[PASSAGE SHOWN — start]

Bill Clinton says he's been 'truly awed' by George Floyd protesters: 'You have given new hope'


Former President Bill Clinton said Friday that he’s been “truly awed” to see young and diverse people come together to protest racial injustice amid a coronavirus outbreak that has laid bare many of the country’s long-standing inequalities.

“Just as we were dealing with that, we then watched as George Floyd’s life was squeezed out of him,” Clinton said in a virtual commencement address to the class of 2020, “as Ahmaud Arbery’s last run turned him into hunters’ prey, and as Breonna Taylor died in a hail of bullets.”

The speech was part of Verizon’s “Ready for Anything” series of virtual commencement speeches. (Verizon is the parent company of Yahoo News.)

Floyd’s death, Clinton said, “reverberated across this country as nothing has in years, in large measure because it was captured on video.”

The 46-year-old black man died on May 25 after being pinned to the ground by Derek Chauvin, a white Minneapolis officer who was seen in a video kneeling on his neck for nearly nine minutes. Chauvin was charged with second-degree murder. Three other officers were charged with aiding and abetting Chauvin. Floyd’s death sparked worldwide protests.

Even before the pandemic, Clinton said, graduates were “entering a world of growing inequalities and divisive tribalism with people pulling, pulling, pulling away from those who are different from them.”

Former President Bill Clinton. (Ricardo Arduengo/Reuters)
Former President Bill Clinton. (Ricardo Arduengo/Reuters)

[PASSAGE SHOWN — finish]
[DATA SUPPLIED — start]

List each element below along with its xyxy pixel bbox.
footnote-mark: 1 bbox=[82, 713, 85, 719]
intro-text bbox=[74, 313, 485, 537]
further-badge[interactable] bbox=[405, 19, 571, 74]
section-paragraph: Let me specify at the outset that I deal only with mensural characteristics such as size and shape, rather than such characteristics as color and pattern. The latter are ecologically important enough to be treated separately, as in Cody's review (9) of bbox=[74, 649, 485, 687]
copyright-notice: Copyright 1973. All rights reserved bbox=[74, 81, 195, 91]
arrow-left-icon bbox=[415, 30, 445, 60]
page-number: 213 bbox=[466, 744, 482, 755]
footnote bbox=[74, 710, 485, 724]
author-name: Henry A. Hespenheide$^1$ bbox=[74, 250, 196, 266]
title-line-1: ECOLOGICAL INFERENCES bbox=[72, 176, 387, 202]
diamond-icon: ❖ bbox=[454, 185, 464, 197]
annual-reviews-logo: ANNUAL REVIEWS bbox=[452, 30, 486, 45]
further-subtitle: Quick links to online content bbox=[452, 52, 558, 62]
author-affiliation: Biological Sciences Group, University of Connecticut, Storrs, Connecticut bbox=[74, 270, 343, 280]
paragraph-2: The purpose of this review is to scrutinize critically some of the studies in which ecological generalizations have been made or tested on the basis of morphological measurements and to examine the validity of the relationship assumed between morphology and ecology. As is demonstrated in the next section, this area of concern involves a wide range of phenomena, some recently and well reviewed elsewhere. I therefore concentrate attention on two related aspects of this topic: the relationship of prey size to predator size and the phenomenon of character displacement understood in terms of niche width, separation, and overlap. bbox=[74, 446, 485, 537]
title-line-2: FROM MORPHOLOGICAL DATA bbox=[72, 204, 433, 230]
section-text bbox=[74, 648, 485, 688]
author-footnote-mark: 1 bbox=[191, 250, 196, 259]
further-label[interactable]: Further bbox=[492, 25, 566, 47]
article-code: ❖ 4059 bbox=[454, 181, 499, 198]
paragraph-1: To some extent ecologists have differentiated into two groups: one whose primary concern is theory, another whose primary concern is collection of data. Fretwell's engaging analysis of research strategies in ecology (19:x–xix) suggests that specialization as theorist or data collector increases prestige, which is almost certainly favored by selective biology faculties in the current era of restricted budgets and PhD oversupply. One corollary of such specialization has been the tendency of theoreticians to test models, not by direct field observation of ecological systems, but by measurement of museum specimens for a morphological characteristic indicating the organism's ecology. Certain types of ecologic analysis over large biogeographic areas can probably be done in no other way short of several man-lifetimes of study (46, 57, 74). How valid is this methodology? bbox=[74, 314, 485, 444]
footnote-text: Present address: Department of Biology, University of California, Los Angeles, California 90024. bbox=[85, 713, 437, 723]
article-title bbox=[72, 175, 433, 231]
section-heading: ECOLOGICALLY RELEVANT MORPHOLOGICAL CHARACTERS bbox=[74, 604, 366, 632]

[DATA SUPPLIED — finish]

[TASK SET]
[A] In the article about Bill Clinton's commencement address, what was Derek Chauvin charged with?
[B] According to the article about Bill Clinton's commencement address, why did George Floyd's death reverberate across the country as nothing had in years? Answer in one to three sentences.
[C] Could you continue the article about Bill Clinton's commencement address from its final line, in the same news-report style?

[RESPONSES IN ORDER]
[A] Second-degree murder.

[B] Clinton said it reverberated that way in large measure because it was captured on video.

[C]
Clinton did not mention President Trump, whose response to the protests has been widely criticized, by name. But the former president said the divisions have been aggravated by “dysfunction in our politics” and by those who “inflame our worst instincts ... for their own power and profit.”

“This has put your future, our democracy and our very planet at risk,” he said.

The 73-year-old Clinton said he has been “truly awed” by young activists gathering in “massive crowds of all races and backgrounds who come together to stand up for justice and equality and to stand against violence and racism.”

“You have given new hope that we might yet succeed in our very oldest struggle,” he said.

Clinton then quoted the Rev. Martin Luther King Jr., who said, “The arc of the moral universe is long, but it bends toward justice.”

“He might have said it less poetically that it actually zigs and zags toward justice, and somebody has to be there to bend it in the right direction,” Clinton said. “And your generation is doing a lot of the bending.”